Task: Look through the data and write out every line with the word "Google" in it.

Supplied data:

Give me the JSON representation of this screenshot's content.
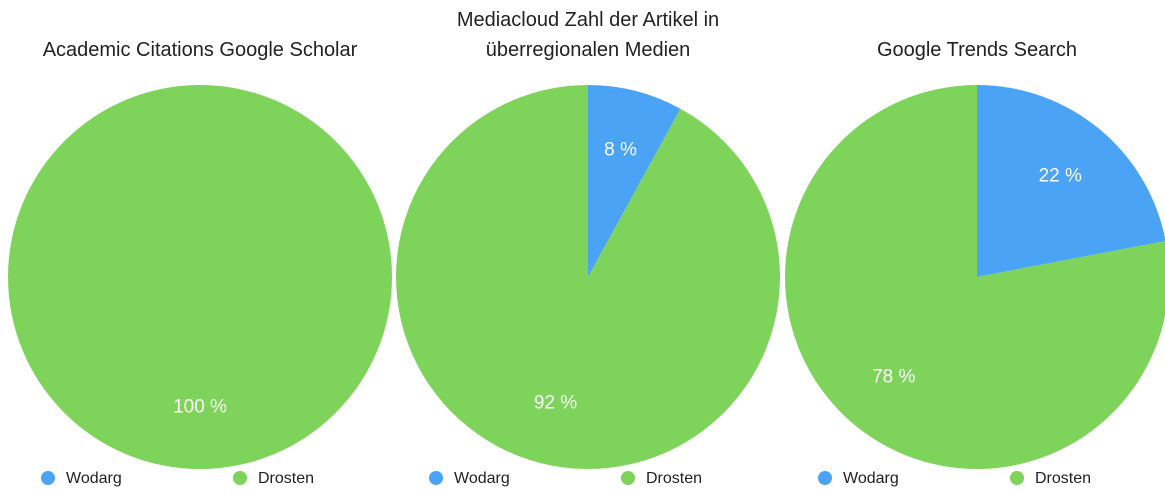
{
  "chart_data": [
    {
      "type": "pie",
      "title": "Academic Citations Google Scholar",
      "categories": [
        "Wodarg",
        "Drosten"
      ],
      "values": [
        0,
        100
      ],
      "value_labels": [
        null,
        "100 %"
      ],
      "colors": [
        "#4aa3f5",
        "#7ed35a"
      ]
    },
    {
      "type": "pie",
      "title": "Mediacloud Zahl der Artikel in\nüberregionalen Medien",
      "categories": [
        "Wodarg",
        "Drosten"
      ],
      "values": [
        8,
        92
      ],
      "value_labels": [
        "8 %",
        "92 %"
      ],
      "colors": [
        "#4aa3f5",
        "#7ed35a"
      ]
    },
    {
      "type": "pie",
      "title": "Google Trends Search",
      "categories": [
        "Wodarg",
        "Drosten"
      ],
      "values": [
        22,
        78
      ],
      "value_labels": [
        "22 %",
        "78 %"
      ],
      "colors": [
        "#4aa3f5",
        "#7ed35a"
      ]
    }
  ]
}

Result for this exercise:
      "title": "Academic Citations Google Scholar",
      "title": "Google Trends Search",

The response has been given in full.